Your goal >> Look for the string "label" and copy every line that has it.

____ Supplied data

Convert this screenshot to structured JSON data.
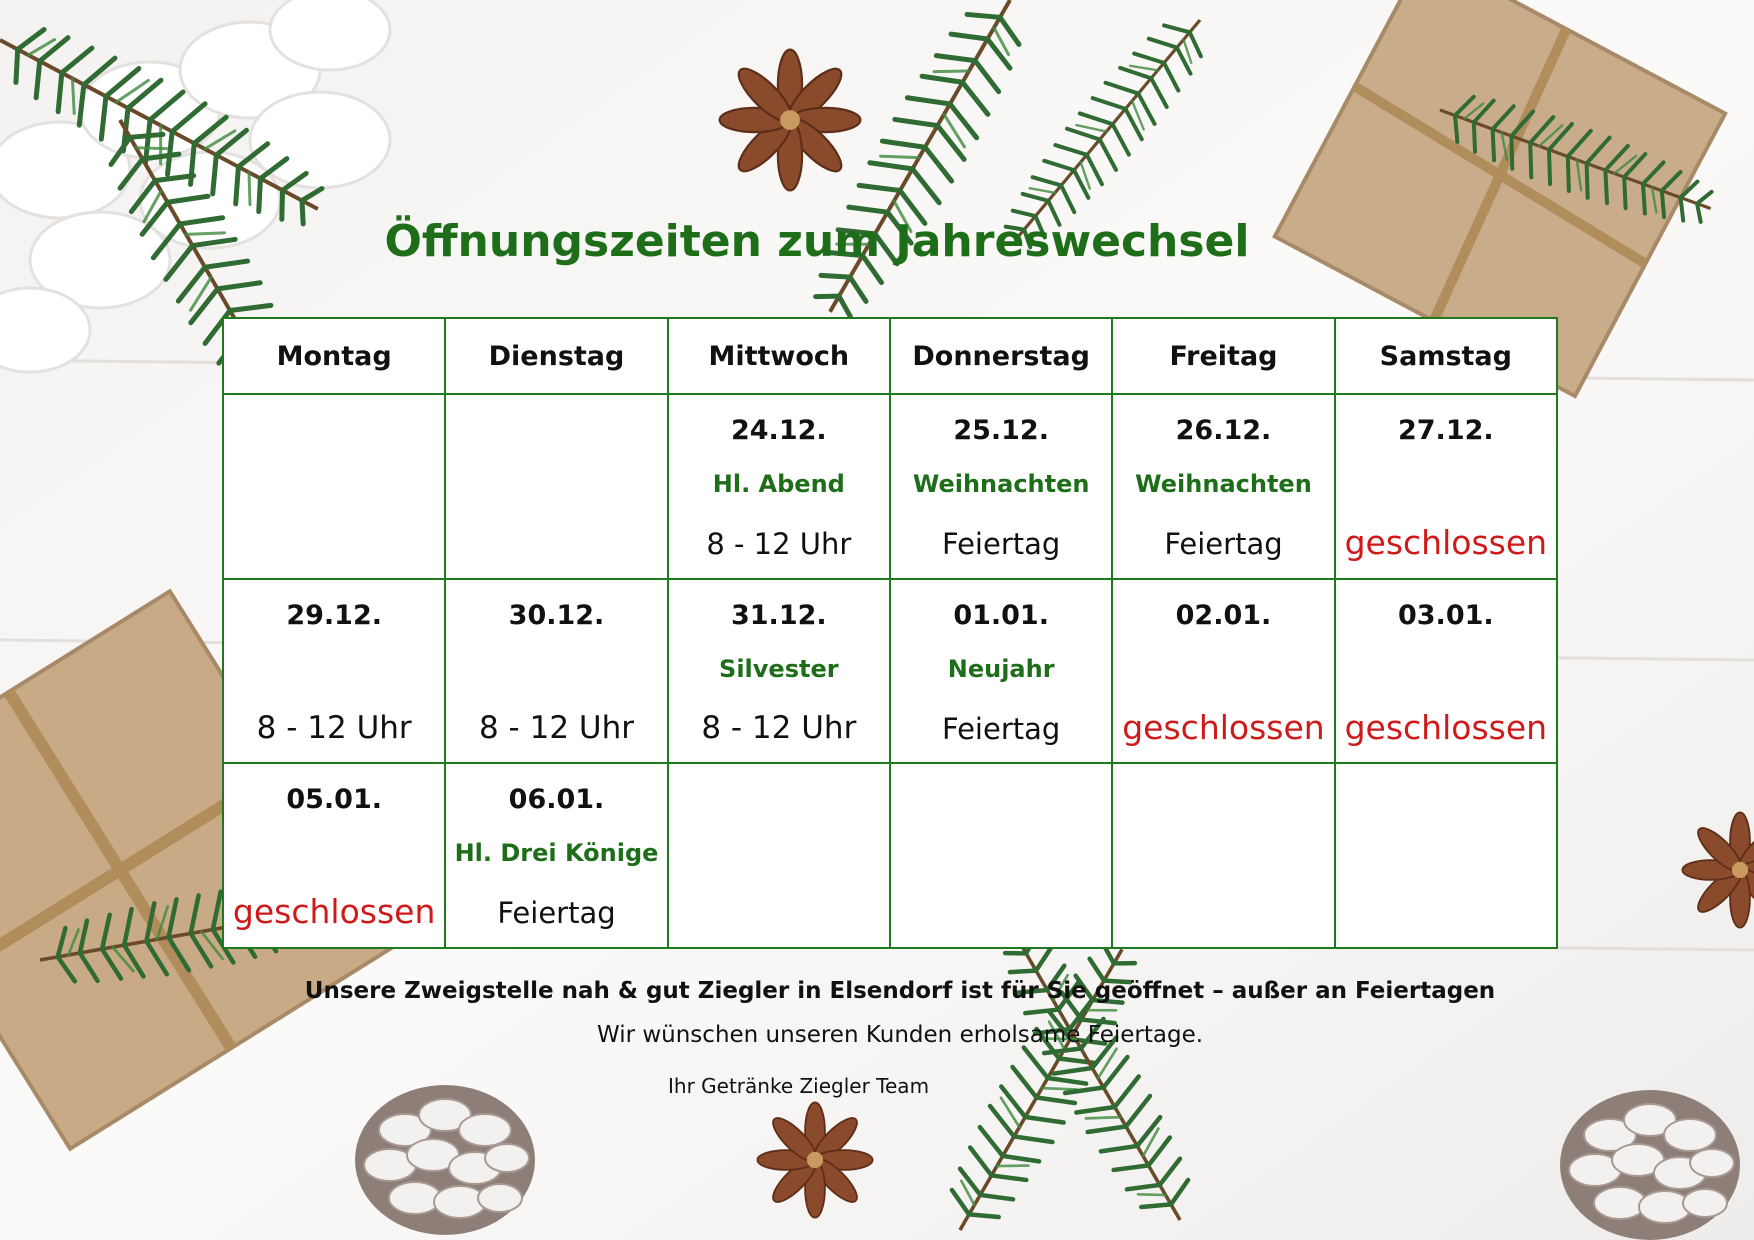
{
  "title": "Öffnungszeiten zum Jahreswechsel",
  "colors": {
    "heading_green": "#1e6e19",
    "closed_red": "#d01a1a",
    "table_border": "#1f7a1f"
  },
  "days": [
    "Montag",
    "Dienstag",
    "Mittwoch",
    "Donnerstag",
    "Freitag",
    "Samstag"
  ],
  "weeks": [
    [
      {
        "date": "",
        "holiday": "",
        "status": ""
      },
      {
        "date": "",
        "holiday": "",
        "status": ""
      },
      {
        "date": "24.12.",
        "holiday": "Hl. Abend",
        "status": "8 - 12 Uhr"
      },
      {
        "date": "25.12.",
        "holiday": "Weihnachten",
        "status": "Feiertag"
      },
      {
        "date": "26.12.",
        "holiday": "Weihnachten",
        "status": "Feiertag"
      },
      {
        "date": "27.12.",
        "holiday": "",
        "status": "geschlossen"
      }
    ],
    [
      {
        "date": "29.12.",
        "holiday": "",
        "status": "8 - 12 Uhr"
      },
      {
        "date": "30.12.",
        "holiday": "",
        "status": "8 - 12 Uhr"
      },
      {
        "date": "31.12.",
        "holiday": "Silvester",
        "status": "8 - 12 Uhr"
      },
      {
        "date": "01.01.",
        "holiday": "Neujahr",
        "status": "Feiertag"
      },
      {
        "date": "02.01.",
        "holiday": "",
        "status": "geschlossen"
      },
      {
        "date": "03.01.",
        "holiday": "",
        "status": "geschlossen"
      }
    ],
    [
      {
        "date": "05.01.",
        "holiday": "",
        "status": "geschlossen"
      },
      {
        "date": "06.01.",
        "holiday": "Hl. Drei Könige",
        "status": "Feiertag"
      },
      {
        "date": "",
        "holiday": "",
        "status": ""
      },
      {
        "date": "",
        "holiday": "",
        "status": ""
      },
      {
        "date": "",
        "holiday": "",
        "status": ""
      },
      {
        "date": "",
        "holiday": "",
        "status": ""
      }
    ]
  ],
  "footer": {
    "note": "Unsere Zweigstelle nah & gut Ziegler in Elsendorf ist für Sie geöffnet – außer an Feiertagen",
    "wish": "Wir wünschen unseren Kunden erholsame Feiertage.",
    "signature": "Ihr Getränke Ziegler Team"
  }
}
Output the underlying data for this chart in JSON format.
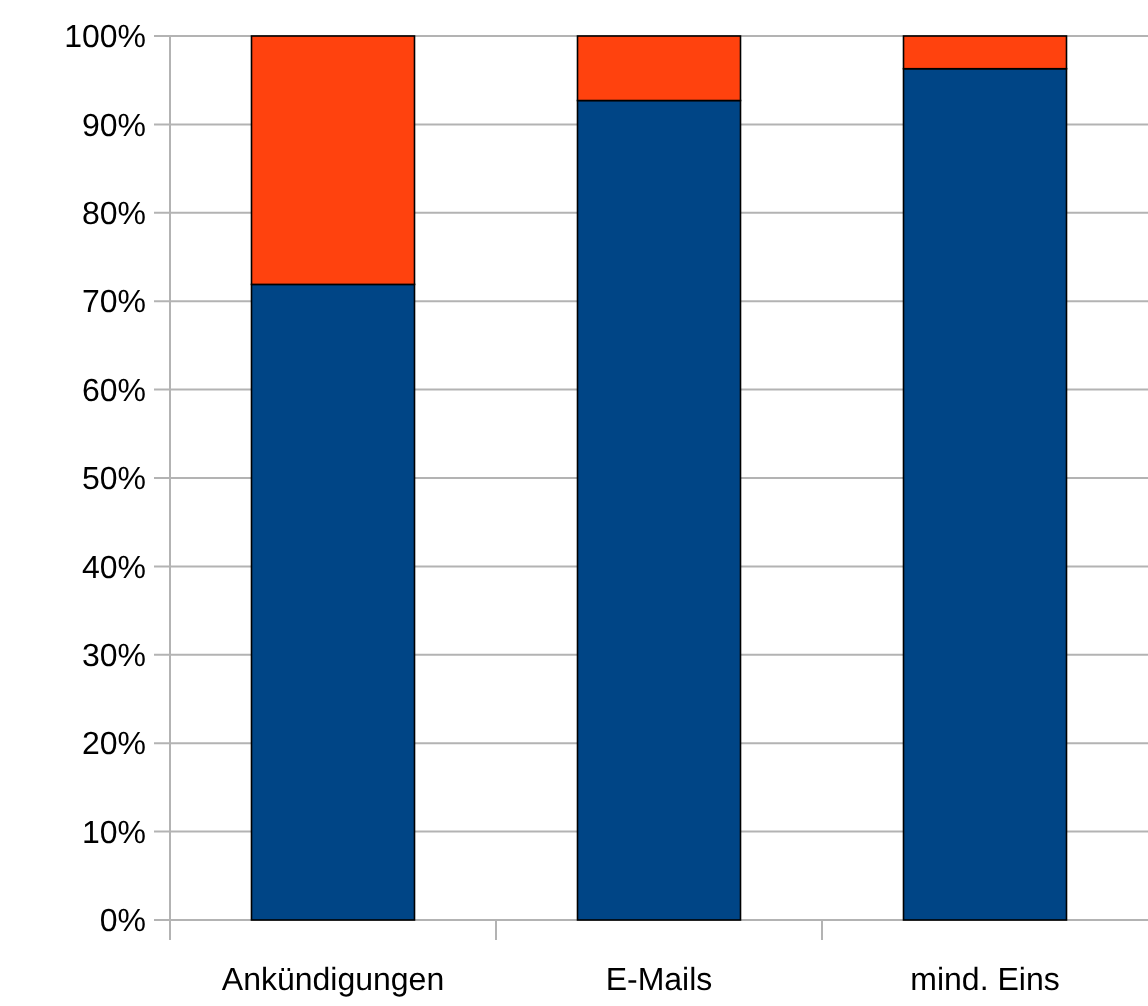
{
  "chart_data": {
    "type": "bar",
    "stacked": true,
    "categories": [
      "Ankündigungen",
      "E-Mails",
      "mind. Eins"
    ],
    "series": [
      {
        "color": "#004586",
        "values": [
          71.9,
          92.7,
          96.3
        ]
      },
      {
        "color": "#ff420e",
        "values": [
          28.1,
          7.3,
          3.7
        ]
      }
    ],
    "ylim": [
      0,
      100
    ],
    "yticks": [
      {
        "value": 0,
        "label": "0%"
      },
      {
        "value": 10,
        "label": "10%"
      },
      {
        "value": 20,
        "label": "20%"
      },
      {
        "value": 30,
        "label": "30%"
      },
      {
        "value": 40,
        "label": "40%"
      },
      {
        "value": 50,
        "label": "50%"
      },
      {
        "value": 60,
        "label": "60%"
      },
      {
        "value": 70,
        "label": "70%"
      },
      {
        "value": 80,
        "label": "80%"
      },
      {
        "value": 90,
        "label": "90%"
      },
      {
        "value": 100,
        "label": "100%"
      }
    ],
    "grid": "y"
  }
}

________

Task response >>
        "label": "0%"
        "label": "10%"
        "label": "20%"
        "label": "30%"
        "label": "40%"
        "label": "50%"
        "label": "60%"
        "label": "70%"
        "label": "80%"
        "label": "90%"
        "label": "100%"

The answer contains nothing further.